### Written instruction
Write out all of the entries exactly as given.
** begin Information given **
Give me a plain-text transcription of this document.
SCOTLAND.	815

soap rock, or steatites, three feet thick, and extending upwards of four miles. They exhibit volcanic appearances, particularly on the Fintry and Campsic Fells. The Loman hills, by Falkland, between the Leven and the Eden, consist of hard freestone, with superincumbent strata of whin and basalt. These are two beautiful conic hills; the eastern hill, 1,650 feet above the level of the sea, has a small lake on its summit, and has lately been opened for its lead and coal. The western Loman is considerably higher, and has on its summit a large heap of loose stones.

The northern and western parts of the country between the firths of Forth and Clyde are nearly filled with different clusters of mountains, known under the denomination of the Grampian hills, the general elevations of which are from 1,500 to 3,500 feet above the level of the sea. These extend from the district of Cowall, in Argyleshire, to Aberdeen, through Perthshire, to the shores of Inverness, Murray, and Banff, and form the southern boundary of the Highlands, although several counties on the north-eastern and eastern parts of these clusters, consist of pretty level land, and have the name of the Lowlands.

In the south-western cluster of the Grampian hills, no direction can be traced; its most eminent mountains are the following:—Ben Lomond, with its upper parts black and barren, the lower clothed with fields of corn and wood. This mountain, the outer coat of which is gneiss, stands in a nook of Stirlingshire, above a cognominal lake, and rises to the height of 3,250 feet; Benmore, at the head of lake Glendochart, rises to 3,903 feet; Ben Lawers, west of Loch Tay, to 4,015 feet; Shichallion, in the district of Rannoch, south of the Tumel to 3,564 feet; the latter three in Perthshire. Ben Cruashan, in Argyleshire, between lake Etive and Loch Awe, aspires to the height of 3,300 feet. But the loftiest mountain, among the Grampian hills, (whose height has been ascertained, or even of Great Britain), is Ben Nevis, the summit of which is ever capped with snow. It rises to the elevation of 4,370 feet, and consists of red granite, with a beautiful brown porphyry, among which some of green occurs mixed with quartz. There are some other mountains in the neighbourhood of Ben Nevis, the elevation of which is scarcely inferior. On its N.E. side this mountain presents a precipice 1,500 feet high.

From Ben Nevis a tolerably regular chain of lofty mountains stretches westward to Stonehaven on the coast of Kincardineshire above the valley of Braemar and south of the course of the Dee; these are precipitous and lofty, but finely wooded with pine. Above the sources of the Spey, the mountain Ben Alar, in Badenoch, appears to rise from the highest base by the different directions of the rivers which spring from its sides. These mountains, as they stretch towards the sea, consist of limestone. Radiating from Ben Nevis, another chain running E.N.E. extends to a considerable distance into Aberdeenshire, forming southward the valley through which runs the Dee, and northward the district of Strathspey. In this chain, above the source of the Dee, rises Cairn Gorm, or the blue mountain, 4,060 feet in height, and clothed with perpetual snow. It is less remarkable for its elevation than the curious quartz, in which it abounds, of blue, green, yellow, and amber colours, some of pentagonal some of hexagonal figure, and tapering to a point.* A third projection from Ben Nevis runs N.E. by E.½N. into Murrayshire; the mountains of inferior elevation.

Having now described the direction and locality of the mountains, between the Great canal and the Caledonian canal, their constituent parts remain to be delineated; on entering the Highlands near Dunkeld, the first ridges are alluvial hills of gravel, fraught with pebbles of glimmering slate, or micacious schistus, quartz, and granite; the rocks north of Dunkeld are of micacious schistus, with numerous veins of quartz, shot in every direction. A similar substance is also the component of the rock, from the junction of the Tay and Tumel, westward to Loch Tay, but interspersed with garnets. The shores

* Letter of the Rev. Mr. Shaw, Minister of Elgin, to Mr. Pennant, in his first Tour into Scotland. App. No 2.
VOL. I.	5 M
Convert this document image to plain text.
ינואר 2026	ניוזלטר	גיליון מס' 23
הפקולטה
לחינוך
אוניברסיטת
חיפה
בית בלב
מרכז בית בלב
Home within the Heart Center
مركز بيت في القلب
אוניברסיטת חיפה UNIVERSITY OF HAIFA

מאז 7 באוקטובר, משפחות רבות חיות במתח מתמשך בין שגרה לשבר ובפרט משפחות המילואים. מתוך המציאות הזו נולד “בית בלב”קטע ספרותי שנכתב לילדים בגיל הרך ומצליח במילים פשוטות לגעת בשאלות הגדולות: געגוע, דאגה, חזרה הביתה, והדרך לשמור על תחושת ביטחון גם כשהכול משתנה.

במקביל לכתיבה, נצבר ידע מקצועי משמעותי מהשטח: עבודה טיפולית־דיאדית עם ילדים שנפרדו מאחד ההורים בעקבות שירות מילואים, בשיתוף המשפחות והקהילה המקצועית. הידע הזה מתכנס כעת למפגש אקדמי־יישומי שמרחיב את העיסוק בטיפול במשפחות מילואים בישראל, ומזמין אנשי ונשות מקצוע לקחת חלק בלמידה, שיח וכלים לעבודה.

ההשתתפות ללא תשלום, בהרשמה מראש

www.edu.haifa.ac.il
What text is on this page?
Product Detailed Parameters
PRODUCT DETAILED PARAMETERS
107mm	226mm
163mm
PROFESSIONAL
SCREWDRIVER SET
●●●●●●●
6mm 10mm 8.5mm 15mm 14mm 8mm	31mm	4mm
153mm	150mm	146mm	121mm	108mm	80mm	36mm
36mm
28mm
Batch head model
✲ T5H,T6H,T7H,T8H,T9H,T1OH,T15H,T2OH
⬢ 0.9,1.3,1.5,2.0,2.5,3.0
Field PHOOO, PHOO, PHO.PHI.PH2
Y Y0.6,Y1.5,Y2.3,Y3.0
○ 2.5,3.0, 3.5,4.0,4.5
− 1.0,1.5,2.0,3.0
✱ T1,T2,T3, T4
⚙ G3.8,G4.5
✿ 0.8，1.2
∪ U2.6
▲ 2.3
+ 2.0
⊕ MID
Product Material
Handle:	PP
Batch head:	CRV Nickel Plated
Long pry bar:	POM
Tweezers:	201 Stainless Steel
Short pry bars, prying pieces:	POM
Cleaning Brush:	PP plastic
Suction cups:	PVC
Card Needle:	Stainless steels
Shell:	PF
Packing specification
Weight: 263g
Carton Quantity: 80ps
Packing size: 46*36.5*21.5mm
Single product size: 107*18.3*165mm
** end Information given **
### Solution
Give me a plain-text transcription of this document.
SCOTLAND.	815

soap rock, or steatites, three feet thick, and extending upwards of four miles. They exhibit volcanic appearances, particularly on the Fintry and Campsic Fells. The Loman hills, by Falkland, between the Leven and the Eden, consist of hard freestone, with superincumbent strata of whin and basalt. These are two beautiful conic hills; the eastern hill, 1,650 feet above the level of the sea, has a small lake on its summit, and has lately been opened for its lead and coal. The western Loman is considerably higher, and has on its summit a large heap of loose stones.

The northern and western parts of the country between the firths of Forth and Clyde are nearly filled with different clusters of mountains, known under the denomination of the Grampian hills, the general elevations of which are from 1,500 to 3,500 feet above the level of the sea. These extend from the district of Cowall, in Argyleshire, to Aberdeen, through Perthshire, to the shores of Inverness, Murray, and Banff, and form the southern boundary of the Highlands, although several counties on the north-eastern and eastern parts of these clusters, consist of pretty level land, and have the name of the Lowlands.

In the south-western cluster of the Grampian hills, no direction can be traced; its most eminent mountains are the following:—Ben Lomond, with its upper parts black and barren, the lower clothed with fields of corn and wood. This mountain, the outer coat of which is gneiss, stands in a nook of Stirlingshire, above a cognominal lake, and rises to the height of 3,250 feet; Benmore, at the head of lake Glendochart, rises to 3,903 feet; Ben Lawers, west of Loch Tay, to 4,015 feet; Shichallion, in the district of Rannoch, south of the Tumel to 3,564 feet; the latter three in Perthshire. Ben Cruashan, in Argyleshire, between lake Etive and Loch Awe, aspires to the height of 3,300 feet. But the loftiest mountain, among the Grampian hills, (whose height has been ascertained, or even of Great Britain), is Ben Nevis, the summit of which is ever capped with snow. It rises to the elevation of 4,370 feet, and consists of red granite, with a beautiful brown porphyry, among which some of green occurs mixed with quartz. There are some other mountains in the neighbourhood of Ben Nevis, the elevation of which is scarcely inferior. On its N.E. side this mountain presents a precipice 1,500 feet high.

From Ben Nevis a tolerably regular chain of lofty mountains stretches westward to Stonehaven on the coast of Kincardineshire above the valley of Braemar and south of the course of the Dee; these are precipitous and lofty, but finely wooded with pine. Above the sources of the Spey, the mountain Ben Alar, in Badenoch, appears to rise from the highest base by the different directions of the rivers which spring from its sides. These mountains, as they stretch towards the sea, consist of limestone. Radiating from Ben Nevis, another chain running E.N.E. extends to a considerable distance into Aberdeenshire, forming southward the valley through which runs the Dee, and northward the district of Strathspey. In this chain, above the source of the Dee, rises Cairn Gorm, or the blue mountain, 4,060 feet in height, and clothed with perpetual snow. It is less remarkable for its elevation than the curious quartz, in which it abounds, of blue, green, yellow, and amber colours, some of pentagonal some of hexagonal figure, and tapering to a point.* A third projection from Ben Nevis runs N.E. by E.½N. into Murrayshire; the mountains of inferior elevation.

Having now described the direction and locality of the mountains, between the Great canal and the Caledonian canal, their constituent parts remain to be delineated; on entering the Highlands near Dunkeld, the first ridges are alluvial hills of gravel, fraught with pebbles of glimmering slate, or micacious schistus, quartz, and granite; the rocks north of Dunkeld are of micacious schistus, with numerous veins of quartz, shot in every direction. A similar substance is also the component of the rock, from the junction of the Tay and Tumel, westward to Loch Tay, but interspersed with garnets. The shores

* Letter of the Rev. Mr. Shaw, Minister of Elgin, to Mr. Pennant, in his first Tour into Scotland. App. No 2.
VOL. I.	5 M
Convert this document image to plain text.
ינואר 2026	ניוזלטר	גיליון מס' 23
הפקולטה
לחינוך
אוניברסיטת
חיפה
בית בלב
מרכז בית בלב
Home within the Heart Center
مركز بيت في القلب
אוניברסיטת חיפה UNIVERSITY OF HAIFA

מאז 7 באוקטובר, משפחות רבות חיות במתח מתמשך בין שגרה לשבר ובפרט משפחות המילואים. מתוך המציאות הזו נולד “בית בלב”קטע ספרותי שנכתב לילדים בגיל הרך ומצליח במילים פשוטות לגעת בשאלות הגדולות: געגוע, דאגה, חזרה הביתה, והדרך לשמור על תחושת ביטחון גם כשהכול משתנה.

במקביל לכתיבה, נצבר ידע מקצועי משמעותי מהשטח: עבודה טיפולית־דיאדית עם ילדים שנפרדו מאחד ההורים בעקבות שירות מילואים, בשיתוף המשפחות והקהילה המקצועית. הידע הזה מתכנס כעת למפגש אקדמי־יישומי שמרחיב את העיסוק בטיפול במשפחות מילואים בישראל, ומזמין אנשי ונשות מקצוע לקחת חלק בלמידה, שיח וכלים לעבודה.

ההשתתפות ללא תשלום, בהרשמה מראש

www.edu.haifa.ac.il
What text is on this page?
Product Detailed Parameters
PRODUCT DETAILED PARAMETERS
107mm	226mm
163mm
PROFESSIONAL
SCREWDRIVER SET
●●●●●●●
6mm 10mm 8.5mm 15mm 14mm 8mm	31mm	4mm
153mm	150mm	146mm	121mm	108mm	80mm	36mm
36mm
28mm
Batch head model
✲ T5H,T6H,T7H,T8H,T9H,T1OH,T15H,T2OH
⬢ 0.9,1.3,1.5,2.0,2.5,3.0
Field PHOOO, PHOO, PHO.PHI.PH2
Y Y0.6,Y1.5,Y2.3,Y3.0
○ 2.5,3.0, 3.5,4.0,4.5
− 1.0,1.5,2.0,3.0
✱ T1,T2,T3, T4
⚙ G3.8,G4.5
✿ 0.8，1.2
∪ U2.6
▲ 2.3
+ 2.0
⊕ MID
Product Material
Handle:	PP
Batch head:	CRV Nickel Plated
Long pry bar:	POM
Tweezers:	201 Stainless Steel
Short pry bars, prying pieces:	POM
Cleaning Brush:	PP plastic
Suction cups:	PVC
Card Needle:	Stainless steels
Shell:	PF
Packing specification
Weight: 263g
Carton Quantity: 80ps
Packing size: 46*36.5*21.5mm
Single product size: 107*18.3*165mm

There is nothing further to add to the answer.